**** GIVEN DATA ****
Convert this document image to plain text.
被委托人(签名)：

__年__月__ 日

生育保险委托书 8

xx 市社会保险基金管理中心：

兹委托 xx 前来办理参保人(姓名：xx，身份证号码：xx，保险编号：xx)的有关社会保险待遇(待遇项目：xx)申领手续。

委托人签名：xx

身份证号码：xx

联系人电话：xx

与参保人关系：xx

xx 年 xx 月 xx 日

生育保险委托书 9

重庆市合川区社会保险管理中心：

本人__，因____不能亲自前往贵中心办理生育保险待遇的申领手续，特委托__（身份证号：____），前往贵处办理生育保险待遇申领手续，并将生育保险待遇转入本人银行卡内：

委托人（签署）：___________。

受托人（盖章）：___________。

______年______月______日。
****
**** GIVEN DATA ****
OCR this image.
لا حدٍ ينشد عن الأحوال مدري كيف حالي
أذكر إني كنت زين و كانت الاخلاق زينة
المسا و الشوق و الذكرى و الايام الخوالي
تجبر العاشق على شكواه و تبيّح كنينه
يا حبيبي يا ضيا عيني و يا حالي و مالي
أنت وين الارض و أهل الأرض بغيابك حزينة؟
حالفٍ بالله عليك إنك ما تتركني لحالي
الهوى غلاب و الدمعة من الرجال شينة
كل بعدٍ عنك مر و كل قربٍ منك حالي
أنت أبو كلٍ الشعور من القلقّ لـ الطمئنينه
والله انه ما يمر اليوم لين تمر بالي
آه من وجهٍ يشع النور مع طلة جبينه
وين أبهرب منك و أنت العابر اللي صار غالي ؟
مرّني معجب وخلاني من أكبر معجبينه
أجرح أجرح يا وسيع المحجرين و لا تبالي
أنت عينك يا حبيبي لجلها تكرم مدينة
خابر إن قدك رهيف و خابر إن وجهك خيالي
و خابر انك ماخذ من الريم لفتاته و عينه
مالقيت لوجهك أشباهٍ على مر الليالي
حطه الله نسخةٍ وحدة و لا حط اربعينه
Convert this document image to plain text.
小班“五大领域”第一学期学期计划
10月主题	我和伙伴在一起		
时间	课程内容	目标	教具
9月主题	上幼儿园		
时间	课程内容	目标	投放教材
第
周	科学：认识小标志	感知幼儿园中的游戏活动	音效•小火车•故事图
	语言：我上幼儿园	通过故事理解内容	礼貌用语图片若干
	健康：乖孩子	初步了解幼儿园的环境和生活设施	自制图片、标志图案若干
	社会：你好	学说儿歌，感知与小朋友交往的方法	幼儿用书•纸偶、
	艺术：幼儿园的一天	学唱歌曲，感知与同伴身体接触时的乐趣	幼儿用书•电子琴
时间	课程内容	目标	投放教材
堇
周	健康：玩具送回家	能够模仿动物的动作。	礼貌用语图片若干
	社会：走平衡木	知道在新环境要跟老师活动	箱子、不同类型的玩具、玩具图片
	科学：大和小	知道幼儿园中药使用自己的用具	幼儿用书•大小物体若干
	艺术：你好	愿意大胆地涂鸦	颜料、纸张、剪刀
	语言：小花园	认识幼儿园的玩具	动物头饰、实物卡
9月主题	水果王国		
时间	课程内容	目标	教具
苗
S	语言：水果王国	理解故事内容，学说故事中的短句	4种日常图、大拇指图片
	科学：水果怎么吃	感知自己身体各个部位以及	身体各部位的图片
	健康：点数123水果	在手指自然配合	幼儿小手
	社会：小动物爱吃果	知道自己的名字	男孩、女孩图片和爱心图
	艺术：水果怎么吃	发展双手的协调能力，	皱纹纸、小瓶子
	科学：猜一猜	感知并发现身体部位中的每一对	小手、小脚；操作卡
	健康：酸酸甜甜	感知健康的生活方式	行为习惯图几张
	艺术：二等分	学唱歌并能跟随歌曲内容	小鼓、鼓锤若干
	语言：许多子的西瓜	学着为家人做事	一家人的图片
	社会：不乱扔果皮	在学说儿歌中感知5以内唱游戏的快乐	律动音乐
****
Copy every line of the listing that contains the word "礼貌用语图片若干".

	语言：我上幼儿园	通过故事理解内容	礼貌用语图片若干
周	健康：玩具送回家	能够模仿动物的动作。	礼貌用语图片若干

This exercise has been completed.